→ **To be done**
Every entry here needs to be repeated exactly.

→ **Data for this exercise**
▬▬▬▬▬▬▬▬▬▬
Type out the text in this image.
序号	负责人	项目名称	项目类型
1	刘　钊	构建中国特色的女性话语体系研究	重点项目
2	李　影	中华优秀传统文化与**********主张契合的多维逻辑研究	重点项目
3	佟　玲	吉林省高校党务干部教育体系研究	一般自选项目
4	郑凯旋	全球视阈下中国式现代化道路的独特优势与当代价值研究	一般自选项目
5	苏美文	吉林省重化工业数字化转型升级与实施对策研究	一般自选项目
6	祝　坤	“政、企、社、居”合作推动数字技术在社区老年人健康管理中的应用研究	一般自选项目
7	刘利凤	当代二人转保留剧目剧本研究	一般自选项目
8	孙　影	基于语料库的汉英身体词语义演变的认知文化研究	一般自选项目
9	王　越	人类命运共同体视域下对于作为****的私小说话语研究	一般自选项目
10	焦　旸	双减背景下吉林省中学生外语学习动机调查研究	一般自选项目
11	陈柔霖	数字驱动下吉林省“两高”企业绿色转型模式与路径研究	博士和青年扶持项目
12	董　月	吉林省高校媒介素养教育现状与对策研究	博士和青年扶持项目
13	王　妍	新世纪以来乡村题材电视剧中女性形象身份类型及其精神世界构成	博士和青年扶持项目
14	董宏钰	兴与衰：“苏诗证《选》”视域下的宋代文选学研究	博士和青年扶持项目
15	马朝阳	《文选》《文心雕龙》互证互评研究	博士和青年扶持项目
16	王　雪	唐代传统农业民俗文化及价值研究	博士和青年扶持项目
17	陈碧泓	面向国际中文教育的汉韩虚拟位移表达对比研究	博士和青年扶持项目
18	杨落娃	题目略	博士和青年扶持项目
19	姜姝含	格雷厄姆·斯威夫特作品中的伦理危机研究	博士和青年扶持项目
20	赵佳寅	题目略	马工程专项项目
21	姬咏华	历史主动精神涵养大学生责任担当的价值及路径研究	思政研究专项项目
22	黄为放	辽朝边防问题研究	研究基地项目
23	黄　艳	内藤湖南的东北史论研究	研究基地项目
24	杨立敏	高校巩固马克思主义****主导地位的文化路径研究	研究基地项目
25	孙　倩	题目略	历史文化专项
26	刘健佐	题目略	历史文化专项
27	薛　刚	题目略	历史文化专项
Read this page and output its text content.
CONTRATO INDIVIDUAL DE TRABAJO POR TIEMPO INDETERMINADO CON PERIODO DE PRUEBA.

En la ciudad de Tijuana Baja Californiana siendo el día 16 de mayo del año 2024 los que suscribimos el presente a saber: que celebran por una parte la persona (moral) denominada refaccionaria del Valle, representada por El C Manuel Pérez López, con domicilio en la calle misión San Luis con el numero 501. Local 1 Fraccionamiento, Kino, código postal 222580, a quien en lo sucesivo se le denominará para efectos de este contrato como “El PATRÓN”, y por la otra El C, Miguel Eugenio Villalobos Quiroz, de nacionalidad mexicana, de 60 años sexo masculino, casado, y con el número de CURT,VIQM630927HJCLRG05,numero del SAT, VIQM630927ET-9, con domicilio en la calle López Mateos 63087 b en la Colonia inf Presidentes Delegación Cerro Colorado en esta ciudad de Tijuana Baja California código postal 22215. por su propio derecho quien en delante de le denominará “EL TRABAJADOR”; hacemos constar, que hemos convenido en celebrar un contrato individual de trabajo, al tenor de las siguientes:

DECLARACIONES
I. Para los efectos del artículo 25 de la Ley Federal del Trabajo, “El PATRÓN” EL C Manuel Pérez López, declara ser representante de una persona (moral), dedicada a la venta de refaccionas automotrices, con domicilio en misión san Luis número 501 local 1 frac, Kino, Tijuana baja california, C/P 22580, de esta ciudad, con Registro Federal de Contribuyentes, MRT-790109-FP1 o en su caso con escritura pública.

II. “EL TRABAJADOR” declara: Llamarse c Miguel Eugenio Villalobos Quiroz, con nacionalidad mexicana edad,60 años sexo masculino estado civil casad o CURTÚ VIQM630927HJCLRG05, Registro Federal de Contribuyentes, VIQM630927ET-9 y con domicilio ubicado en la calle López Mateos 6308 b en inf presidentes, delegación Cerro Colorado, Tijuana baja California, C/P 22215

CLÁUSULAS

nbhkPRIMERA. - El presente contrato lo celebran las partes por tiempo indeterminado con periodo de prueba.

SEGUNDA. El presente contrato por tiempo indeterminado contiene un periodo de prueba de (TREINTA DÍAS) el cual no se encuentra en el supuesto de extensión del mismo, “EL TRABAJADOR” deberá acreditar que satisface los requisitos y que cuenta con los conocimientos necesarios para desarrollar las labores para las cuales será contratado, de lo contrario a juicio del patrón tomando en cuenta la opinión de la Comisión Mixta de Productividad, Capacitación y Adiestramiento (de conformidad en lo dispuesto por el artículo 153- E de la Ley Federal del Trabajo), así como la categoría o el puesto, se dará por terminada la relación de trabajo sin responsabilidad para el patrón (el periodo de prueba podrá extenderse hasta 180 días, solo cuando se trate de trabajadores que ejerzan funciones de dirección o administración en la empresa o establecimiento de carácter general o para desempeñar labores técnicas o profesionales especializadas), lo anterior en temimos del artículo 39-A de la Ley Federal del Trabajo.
▬▬▬▬▬▬▬▬▬▬
→ **Correct output**
Type out the text in this image.
序号	负责人	项目名称	项目类型
1	刘　钊	构建中国特色的女性话语体系研究	重点项目
2	李　影	中华优秀传统文化与**********主张契合的多维逻辑研究	重点项目
3	佟　玲	吉林省高校党务干部教育体系研究	一般自选项目
4	郑凯旋	全球视阈下中国式现代化道路的独特优势与当代价值研究	一般自选项目
5	苏美文	吉林省重化工业数字化转型升级与实施对策研究	一般自选项目
6	祝　坤	“政、企、社、居”合作推动数字技术在社区老年人健康管理中的应用研究	一般自选项目
7	刘利凤	当代二人转保留剧目剧本研究	一般自选项目
8	孙　影	基于语料库的汉英身体词语义演变的认知文化研究	一般自选项目
9	王　越	人类命运共同体视域下对于作为****的私小说话语研究	一般自选项目
10	焦　旸	双减背景下吉林省中学生外语学习动机调查研究	一般自选项目
11	陈柔霖	数字驱动下吉林省“两高”企业绿色转型模式与路径研究	博士和青年扶持项目
12	董　月	吉林省高校媒介素养教育现状与对策研究	博士和青年扶持项目
13	王　妍	新世纪以来乡村题材电视剧中女性形象身份类型及其精神世界构成	博士和青年扶持项目
14	董宏钰	兴与衰：“苏诗证《选》”视域下的宋代文选学研究	博士和青年扶持项目
15	马朝阳	《文选》《文心雕龙》互证互评研究	博士和青年扶持项目
16	王　雪	唐代传统农业民俗文化及价值研究	博士和青年扶持项目
17	陈碧泓	面向国际中文教育的汉韩虚拟位移表达对比研究	博士和青年扶持项目
18	杨落娃	题目略	博士和青年扶持项目
19	姜姝含	格雷厄姆·斯威夫特作品中的伦理危机研究	博士和青年扶持项目
20	赵佳寅	题目略	马工程专项项目
21	姬咏华	历史主动精神涵养大学生责任担当的价值及路径研究	思政研究专项项目
22	黄为放	辽朝边防问题研究	研究基地项目
23	黄　艳	内藤湖南的东北史论研究	研究基地项目
24	杨立敏	高校巩固马克思主义****主导地位的文化路径研究	研究基地项目
25	孙　倩	题目略	历史文化专项
26	刘健佐	题目略	历史文化专项
27	薛　刚	题目略	历史文化专项
Read this page and output its text content.
CONTRATO INDIVIDUAL DE TRABAJO POR TIEMPO INDETERMINADO CON PERIODO DE PRUEBA.

En la ciudad de Tijuana Baja Californiana siendo el día 16 de mayo del año 2024 los que suscribimos el presente a saber: que celebran por una parte la persona (moral) denominada refaccionaria del Valle, representada por El C Manuel Pérez López, con domicilio en la calle misión San Luis con el numero 501. Local 1 Fraccionamiento, Kino, código postal 222580, a quien en lo sucesivo se le denominará para efectos de este contrato como “El PATRÓN”, y por la otra El C, Miguel Eugenio Villalobos Quiroz, de nacionalidad mexicana, de 60 años sexo masculino, casado, y con el número de CURT,VIQM630927HJCLRG05,numero del SAT, VIQM630927ET-9, con domicilio en la calle López Mateos 63087 b en la Colonia inf Presidentes Delegación Cerro Colorado en esta ciudad de Tijuana Baja California código postal 22215. por su propio derecho quien en delante de le denominará “EL TRABAJADOR”; hacemos constar, que hemos convenido en celebrar un contrato individual de trabajo, al tenor de las siguientes:

DECLARACIONES
I. Para los efectos del artículo 25 de la Ley Federal del Trabajo, “El PATRÓN” EL C Manuel Pérez López, declara ser representante de una persona (moral), dedicada a la venta de refaccionas automotrices, con domicilio en misión san Luis número 501 local 1 frac, Kino, Tijuana baja california, C/P 22580, de esta ciudad, con Registro Federal de Contribuyentes, MRT-790109-FP1 o en su caso con escritura pública.

II. “EL TRABAJADOR” declara: Llamarse c Miguel Eugenio Villalobos Quiroz, con nacionalidad mexicana edad,60 años sexo masculino estado civil casad o CURTÚ VIQM630927HJCLRG05, Registro Federal de Contribuyentes, VIQM630927ET-9 y con domicilio ubicado en la calle López Mateos 6308 b en inf presidentes, delegación Cerro Colorado, Tijuana baja California, C/P 22215

CLÁUSULAS

nbhkPRIMERA. - El presente contrato lo celebran las partes por tiempo indeterminado con periodo de prueba.

SEGUNDA. El presente contrato por tiempo indeterminado contiene un periodo de prueba de (TREINTA DÍAS) el cual no se encuentra en el supuesto de extensión del mismo, “EL TRABAJADOR” deberá acreditar que satisface los requisitos y que cuenta con los conocimientos necesarios para desarrollar las labores para las cuales será contratado, de lo contrario a juicio del patrón tomando en cuenta la opinión de la Comisión Mixta de Productividad, Capacitación y Adiestramiento (de conformidad en lo dispuesto por el artículo 153- E de la Ley Federal del Trabajo), así como la categoría o el puesto, se dará por terminada la relación de trabajo sin responsabilidad para el patrón (el periodo de prueba podrá extenderse hasta 180 días, solo cuando se trate de trabajadores que ejerzan funciones de dirección o administración en la empresa o establecimiento de carácter general o para desempeñar labores técnicas o profesionales especializadas), lo anterior en temimos del artículo 39-A de la Ley Federal del Trabajo.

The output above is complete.